- _Excerpt from a dataset_
/---
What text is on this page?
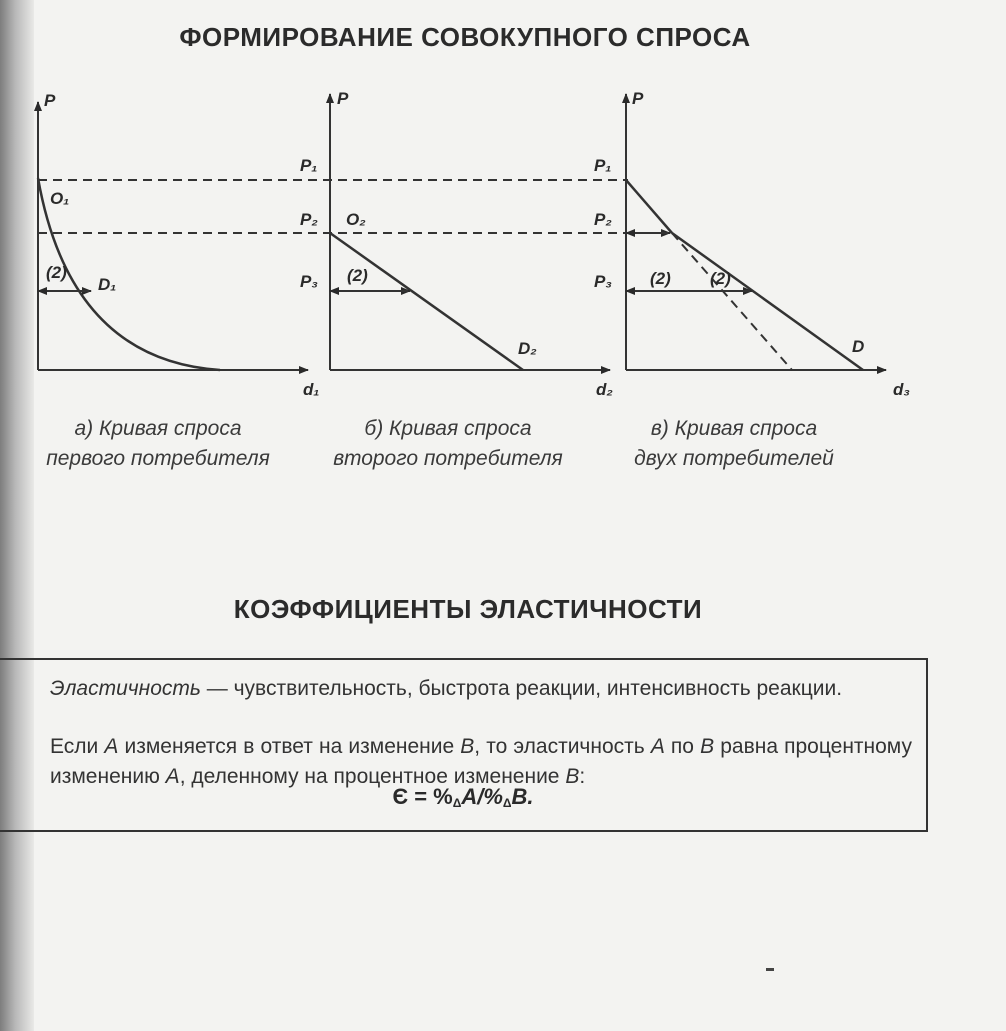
ФОРМИРОВАНИЕ СОВОКУПНОГО СПРОСА
P
O₁
(2)
D₁
d₁
P
P₁
P₂
P₃
O₂
(2)
D₂
d₂
P
P₁
P₂
P₃ (2) (2)
D
d₃
а) Кривая спроса
первого потребителя
б) Кривая спроса
второго потребителя
в) Кривая спроса
двух потребителей
КОЭФФИЦИЕНТЫ ЭЛАСТИЧНОСТИ
Эластичность — чувствительность, быстрота реакции, интенсивность реакции.
Если A изменяется в ответ на изменение B, то эластичность A по B равна процентному изменению A, деленному на процентное изменение B:
$Є = \%_\Delta A/\%_\Delta B$.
\---
- _Task goal_
Which lines hold the word "потребителя"? Copy all of them.

- _Finished exercise_
первого потребителя
второго потребителя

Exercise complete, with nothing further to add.